Records from a collection of figures

* Start *

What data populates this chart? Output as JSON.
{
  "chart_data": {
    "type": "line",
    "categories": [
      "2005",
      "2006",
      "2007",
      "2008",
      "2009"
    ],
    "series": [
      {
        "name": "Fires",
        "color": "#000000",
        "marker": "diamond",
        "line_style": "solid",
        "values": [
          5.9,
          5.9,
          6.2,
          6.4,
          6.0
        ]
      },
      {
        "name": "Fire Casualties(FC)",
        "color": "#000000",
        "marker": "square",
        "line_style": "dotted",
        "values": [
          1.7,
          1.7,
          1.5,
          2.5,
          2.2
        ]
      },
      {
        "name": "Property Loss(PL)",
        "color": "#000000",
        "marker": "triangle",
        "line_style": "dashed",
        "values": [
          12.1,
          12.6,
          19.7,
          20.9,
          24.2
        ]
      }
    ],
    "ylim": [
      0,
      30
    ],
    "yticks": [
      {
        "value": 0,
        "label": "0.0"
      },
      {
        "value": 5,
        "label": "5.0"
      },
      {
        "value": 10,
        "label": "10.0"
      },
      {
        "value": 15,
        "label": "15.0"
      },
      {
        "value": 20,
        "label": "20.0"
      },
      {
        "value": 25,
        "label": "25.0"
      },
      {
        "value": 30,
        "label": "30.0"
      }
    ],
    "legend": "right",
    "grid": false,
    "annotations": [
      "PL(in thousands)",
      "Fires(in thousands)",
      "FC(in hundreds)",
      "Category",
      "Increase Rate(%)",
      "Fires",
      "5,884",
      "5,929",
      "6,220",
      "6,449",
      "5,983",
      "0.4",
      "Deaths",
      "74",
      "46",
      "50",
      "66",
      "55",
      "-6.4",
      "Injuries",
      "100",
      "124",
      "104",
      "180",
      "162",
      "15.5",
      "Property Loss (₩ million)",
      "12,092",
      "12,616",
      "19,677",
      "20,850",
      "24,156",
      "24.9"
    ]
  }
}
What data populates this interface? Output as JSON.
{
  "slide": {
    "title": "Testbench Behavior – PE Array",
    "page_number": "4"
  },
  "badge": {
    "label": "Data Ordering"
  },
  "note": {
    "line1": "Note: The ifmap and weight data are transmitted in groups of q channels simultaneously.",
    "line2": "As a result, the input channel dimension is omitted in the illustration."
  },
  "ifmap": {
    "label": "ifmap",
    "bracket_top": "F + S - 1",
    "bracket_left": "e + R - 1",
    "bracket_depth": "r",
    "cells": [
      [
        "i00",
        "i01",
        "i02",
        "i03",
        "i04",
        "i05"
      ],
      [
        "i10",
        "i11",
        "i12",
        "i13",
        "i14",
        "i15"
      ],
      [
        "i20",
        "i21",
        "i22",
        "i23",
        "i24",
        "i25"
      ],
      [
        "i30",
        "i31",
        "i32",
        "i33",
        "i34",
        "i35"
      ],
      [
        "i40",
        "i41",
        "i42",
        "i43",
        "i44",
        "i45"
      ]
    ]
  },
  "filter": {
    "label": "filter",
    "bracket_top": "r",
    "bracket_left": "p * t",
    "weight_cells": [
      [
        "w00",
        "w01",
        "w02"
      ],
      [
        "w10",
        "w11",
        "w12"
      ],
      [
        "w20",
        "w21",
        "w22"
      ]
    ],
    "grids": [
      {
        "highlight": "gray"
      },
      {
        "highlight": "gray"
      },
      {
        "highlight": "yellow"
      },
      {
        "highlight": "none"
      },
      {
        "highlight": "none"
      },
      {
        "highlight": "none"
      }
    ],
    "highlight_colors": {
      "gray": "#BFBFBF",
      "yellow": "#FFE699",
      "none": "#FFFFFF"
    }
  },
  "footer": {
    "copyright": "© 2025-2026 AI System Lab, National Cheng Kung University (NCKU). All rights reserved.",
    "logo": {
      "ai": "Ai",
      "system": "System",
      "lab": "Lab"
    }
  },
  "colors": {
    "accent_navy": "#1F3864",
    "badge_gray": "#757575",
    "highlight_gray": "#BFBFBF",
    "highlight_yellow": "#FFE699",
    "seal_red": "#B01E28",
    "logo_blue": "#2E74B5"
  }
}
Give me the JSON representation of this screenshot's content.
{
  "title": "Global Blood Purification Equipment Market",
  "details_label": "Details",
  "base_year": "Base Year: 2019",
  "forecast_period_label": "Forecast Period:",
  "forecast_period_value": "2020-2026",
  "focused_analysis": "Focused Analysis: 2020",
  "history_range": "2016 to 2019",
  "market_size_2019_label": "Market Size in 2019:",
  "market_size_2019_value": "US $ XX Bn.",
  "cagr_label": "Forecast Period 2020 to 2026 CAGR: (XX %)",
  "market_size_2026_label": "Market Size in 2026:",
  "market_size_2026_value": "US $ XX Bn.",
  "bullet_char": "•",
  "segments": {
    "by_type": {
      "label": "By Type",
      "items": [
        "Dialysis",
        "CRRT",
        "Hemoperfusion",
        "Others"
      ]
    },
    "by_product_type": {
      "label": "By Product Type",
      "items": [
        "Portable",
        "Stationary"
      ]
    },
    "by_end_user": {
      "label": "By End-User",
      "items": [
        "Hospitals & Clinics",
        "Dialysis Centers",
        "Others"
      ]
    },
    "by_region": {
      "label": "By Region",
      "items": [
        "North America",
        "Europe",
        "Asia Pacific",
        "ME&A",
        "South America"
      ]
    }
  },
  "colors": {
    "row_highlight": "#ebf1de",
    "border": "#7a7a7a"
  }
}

* End *

WRITTEN PROBLEM:
Reproduce every line of the material above exactly.

ANSWER TO THIS PROBLEM:
What data populates this chart? Output as JSON.
{
  "chart_data": {
    "type": "line",
    "categories": [
      "2005",
      "2006",
      "2007",
      "2008",
      "2009"
    ],
    "series": [
      {
        "name": "Fires",
        "color": "#000000",
        "marker": "diamond",
        "line_style": "solid",
        "values": [
          5.9,
          5.9,
          6.2,
          6.4,
          6.0
        ]
      },
      {
        "name": "Fire Casualties(FC)",
        "color": "#000000",
        "marker": "square",
        "line_style": "dotted",
        "values": [
          1.7,
          1.7,
          1.5,
          2.5,
          2.2
        ]
      },
      {
        "name": "Property Loss(PL)",
        "color": "#000000",
        "marker": "triangle",
        "line_style": "dashed",
        "values": [
          12.1,
          12.6,
          19.7,
          20.9,
          24.2
        ]
      }
    ],
    "ylim": [
      0,
      30
    ],
    "yticks": [
      {
        "value": 0,
        "label": "0.0"
      },
      {
        "value": 5,
        "label": "5.0"
      },
      {
        "value": 10,
        "label": "10.0"
      },
      {
        "value": 15,
        "label": "15.0"
      },
      {
        "value": 20,
        "label": "20.0"
      },
      {
        "value": 25,
        "label": "25.0"
      },
      {
        "value": 30,
        "label": "30.0"
      }
    ],
    "legend": "right",
    "grid": false,
    "annotations": [
      "PL(in thousands)",
      "Fires(in thousands)",
      "FC(in hundreds)",
      "Category",
      "Increase Rate(%)",
      "Fires",
      "5,884",
      "5,929",
      "6,220",
      "6,449",
      "5,983",
      "0.4",
      "Deaths",
      "74",
      "46",
      "50",
      "66",
      "55",
      "-6.4",
      "Injuries",
      "100",
      "124",
      "104",
      "180",
      "162",
      "15.5",
      "Property Loss (₩ million)",
      "12,092",
      "12,616",
      "19,677",
      "20,850",
      "24,156",
      "24.9"
    ]
  }
}
What data populates this interface? Output as JSON.
{
  "slide": {
    "title": "Testbench Behavior – PE Array",
    "page_number": "4"
  },
  "badge": {
    "label": "Data Ordering"
  },
  "note": {
    "line1": "Note: The ifmap and weight data are transmitted in groups of q channels simultaneously.",
    "line2": "As a result, the input channel dimension is omitted in the illustration."
  },
  "ifmap": {
    "label": "ifmap",
    "bracket_top": "F + S - 1",
    "bracket_left": "e + R - 1",
    "bracket_depth": "r",
    "cells": [
      [
        "i00",
        "i01",
        "i02",
        "i03",
        "i04",
        "i05"
      ],
      [
        "i10",
        "i11",
        "i12",
        "i13",
        "i14",
        "i15"
      ],
      [
        "i20",
        "i21",
        "i22",
        "i23",
        "i24",
        "i25"
      ],
      [
        "i30",
        "i31",
        "i32",
        "i33",
        "i34",
        "i35"
      ],
      [
        "i40",
        "i41",
        "i42",
        "i43",
        "i44",
        "i45"
      ]
    ]
  },
  "filter": {
    "label": "filter",
    "bracket_top": "r",
    "bracket_left": "p * t",
    "weight_cells": [
      [
        "w00",
        "w01",
        "w02"
      ],
      [
        "w10",
        "w11",
        "w12"
      ],
      [
        "w20",
        "w21",
        "w22"
      ]
    ],
    "grids": [
      {
        "highlight": "gray"
      },
      {
        "highlight": "gray"
      },
      {
        "highlight": "yellow"
      },
      {
        "highlight": "none"
      },
      {
        "highlight": "none"
      },
      {
        "highlight": "none"
      }
    ],
    "highlight_colors": {
      "gray": "#BFBFBF",
      "yellow": "#FFE699",
      "none": "#FFFFFF"
    }
  },
  "footer": {
    "copyright": "© 2025-2026 AI System Lab, National Cheng Kung University (NCKU). All rights reserved.",
    "logo": {
      "ai": "Ai",
      "system": "System",
      "lab": "Lab"
    }
  },
  "colors": {
    "accent_navy": "#1F3864",
    "badge_gray": "#757575",
    "highlight_gray": "#BFBFBF",
    "highlight_yellow": "#FFE699",
    "seal_red": "#B01E28",
    "logo_blue": "#2E74B5"
  }
}
Give me the JSON representation of this screenshot's content.
{
  "title": "Global Blood Purification Equipment Market",
  "details_label": "Details",
  "base_year": "Base Year: 2019",
  "forecast_period_label": "Forecast Period:",
  "forecast_period_value": "2020-2026",
  "focused_analysis": "Focused Analysis: 2020",
  "history_range": "2016 to 2019",
  "market_size_2019_label": "Market Size in 2019:",
  "market_size_2019_value": "US $ XX Bn.",
  "cagr_label": "Forecast Period 2020 to 2026 CAGR: (XX %)",
  "market_size_2026_label": "Market Size in 2026:",
  "market_size_2026_value": "US $ XX Bn.",
  "bullet_char": "•",
  "segments": {
    "by_type": {
      "label": "By Type",
      "items": [
        "Dialysis",
        "CRRT",
        "Hemoperfusion",
        "Others"
      ]
    },
    "by_product_type": {
      "label": "By Product Type",
      "items": [
        "Portable",
        "Stationary"
      ]
    },
    "by_end_user": {
      "label": "By End-User",
      "items": [
        "Hospitals & Clinics",
        "Dialysis Centers",
        "Others"
      ]
    },
    "by_region": {
      "label": "By Region",
      "items": [
        "North America",
        "Europe",
        "Asia Pacific",
        "ME&A",
        "South America"
      ]
    }
  },
  "colors": {
    "row_highlight": "#ebf1de",
    "border": "#7a7a7a"
  }
}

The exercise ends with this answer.